THE REQUEST
Count the lines below that contain "combination". Give only the number.

SUPPLIED RECORDS

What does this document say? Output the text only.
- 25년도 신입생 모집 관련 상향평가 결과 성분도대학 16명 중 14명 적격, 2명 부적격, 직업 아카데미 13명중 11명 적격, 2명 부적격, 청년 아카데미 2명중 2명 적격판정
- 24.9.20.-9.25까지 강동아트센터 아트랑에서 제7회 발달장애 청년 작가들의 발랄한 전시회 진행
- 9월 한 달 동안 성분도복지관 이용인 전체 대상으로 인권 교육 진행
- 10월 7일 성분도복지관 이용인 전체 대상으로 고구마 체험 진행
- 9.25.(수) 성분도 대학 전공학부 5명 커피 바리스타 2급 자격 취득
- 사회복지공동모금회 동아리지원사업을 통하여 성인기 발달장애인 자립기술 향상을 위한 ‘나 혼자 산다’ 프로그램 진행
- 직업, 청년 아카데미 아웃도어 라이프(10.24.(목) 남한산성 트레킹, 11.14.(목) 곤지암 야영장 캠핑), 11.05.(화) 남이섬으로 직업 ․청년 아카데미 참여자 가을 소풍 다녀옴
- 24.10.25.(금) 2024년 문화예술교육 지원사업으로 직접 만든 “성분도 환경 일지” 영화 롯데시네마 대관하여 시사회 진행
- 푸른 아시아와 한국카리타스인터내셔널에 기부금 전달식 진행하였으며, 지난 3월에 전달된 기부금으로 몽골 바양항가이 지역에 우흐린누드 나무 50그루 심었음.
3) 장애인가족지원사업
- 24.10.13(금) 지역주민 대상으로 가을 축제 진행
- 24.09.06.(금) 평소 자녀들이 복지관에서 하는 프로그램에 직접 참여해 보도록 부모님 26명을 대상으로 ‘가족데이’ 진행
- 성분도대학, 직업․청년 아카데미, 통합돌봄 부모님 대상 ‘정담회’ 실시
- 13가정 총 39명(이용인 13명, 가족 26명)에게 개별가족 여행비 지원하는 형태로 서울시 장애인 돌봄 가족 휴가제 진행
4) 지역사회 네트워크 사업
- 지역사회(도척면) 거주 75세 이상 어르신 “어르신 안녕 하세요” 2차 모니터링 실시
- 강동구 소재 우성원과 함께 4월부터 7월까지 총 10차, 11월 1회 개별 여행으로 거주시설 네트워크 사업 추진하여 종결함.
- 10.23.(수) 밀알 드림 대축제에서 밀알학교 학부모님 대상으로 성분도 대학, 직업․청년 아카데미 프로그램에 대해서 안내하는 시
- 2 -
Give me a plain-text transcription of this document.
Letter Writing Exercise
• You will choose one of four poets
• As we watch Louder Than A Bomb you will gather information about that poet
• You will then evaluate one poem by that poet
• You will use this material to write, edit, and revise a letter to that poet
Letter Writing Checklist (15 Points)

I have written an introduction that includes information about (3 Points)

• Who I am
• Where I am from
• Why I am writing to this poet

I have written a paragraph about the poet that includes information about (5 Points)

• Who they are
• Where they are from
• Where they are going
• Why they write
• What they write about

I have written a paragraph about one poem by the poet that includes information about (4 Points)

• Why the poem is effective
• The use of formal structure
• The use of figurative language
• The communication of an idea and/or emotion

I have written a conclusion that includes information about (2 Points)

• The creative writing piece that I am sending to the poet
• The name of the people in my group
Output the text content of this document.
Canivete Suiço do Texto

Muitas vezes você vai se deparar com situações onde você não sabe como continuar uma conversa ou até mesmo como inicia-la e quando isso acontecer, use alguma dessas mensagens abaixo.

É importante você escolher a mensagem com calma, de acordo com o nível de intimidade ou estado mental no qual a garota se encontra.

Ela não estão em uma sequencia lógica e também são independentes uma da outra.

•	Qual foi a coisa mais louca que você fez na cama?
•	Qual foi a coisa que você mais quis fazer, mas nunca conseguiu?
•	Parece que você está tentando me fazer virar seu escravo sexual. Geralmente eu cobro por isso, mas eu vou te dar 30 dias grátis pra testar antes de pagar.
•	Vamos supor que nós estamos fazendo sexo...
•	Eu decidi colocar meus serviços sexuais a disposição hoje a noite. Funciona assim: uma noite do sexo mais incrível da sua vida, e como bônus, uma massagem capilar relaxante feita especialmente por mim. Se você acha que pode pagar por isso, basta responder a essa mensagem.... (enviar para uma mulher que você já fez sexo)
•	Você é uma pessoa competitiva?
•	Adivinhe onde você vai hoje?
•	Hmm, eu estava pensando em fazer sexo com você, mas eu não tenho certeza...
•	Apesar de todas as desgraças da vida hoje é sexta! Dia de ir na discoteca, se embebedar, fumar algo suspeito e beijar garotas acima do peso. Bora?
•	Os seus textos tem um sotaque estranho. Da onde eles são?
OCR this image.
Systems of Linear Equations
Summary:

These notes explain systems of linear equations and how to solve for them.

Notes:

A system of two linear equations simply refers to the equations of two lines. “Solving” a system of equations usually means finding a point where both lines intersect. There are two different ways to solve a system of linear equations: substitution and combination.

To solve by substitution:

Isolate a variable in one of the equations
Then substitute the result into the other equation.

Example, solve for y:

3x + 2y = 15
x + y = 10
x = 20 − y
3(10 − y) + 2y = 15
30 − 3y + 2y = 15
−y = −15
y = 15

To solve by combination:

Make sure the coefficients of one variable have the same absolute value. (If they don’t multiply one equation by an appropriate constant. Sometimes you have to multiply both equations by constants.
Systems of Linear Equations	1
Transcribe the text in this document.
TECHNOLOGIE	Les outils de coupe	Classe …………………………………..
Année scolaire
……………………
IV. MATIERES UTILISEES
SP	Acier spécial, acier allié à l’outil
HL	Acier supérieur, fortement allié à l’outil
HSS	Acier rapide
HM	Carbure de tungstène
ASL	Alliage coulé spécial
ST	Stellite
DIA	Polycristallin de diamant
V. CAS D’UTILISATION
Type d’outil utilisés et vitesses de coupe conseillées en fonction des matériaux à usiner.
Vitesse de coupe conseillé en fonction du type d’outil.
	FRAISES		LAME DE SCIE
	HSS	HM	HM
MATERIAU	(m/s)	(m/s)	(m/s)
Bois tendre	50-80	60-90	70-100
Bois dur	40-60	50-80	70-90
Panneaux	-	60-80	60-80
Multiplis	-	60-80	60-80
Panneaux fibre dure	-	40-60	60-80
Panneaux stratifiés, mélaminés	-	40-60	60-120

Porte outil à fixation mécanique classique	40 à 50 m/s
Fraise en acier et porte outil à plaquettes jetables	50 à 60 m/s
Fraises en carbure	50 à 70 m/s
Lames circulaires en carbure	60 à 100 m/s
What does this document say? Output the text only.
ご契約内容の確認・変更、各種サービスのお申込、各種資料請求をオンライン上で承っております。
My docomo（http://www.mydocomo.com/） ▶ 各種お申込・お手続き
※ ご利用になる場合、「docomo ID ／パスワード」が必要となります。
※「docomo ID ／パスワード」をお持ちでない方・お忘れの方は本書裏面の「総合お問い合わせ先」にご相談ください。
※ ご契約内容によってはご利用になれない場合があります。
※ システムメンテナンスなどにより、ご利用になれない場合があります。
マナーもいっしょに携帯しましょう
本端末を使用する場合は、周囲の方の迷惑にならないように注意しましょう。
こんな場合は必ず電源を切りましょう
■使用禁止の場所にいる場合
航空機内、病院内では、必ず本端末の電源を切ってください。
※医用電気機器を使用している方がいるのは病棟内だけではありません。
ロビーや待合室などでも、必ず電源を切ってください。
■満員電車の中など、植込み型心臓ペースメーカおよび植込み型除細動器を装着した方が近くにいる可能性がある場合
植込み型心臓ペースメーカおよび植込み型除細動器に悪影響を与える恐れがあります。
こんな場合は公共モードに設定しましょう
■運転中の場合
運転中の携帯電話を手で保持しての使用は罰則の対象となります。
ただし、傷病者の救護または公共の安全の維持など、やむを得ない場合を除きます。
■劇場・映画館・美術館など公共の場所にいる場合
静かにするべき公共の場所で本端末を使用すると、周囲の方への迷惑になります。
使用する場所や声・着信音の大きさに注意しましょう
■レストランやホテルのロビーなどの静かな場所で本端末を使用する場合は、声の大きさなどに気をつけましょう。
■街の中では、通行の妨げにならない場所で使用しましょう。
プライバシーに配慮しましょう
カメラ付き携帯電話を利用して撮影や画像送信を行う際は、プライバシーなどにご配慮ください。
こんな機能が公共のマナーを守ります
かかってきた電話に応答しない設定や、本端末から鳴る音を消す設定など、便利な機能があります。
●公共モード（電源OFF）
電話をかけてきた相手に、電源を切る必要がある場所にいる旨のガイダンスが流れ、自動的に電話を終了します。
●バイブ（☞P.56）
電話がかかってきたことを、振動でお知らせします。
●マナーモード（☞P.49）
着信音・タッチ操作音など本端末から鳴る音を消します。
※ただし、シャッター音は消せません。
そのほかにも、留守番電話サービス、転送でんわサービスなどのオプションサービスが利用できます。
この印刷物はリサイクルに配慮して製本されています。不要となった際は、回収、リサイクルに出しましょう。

CORRECT ANSWER
2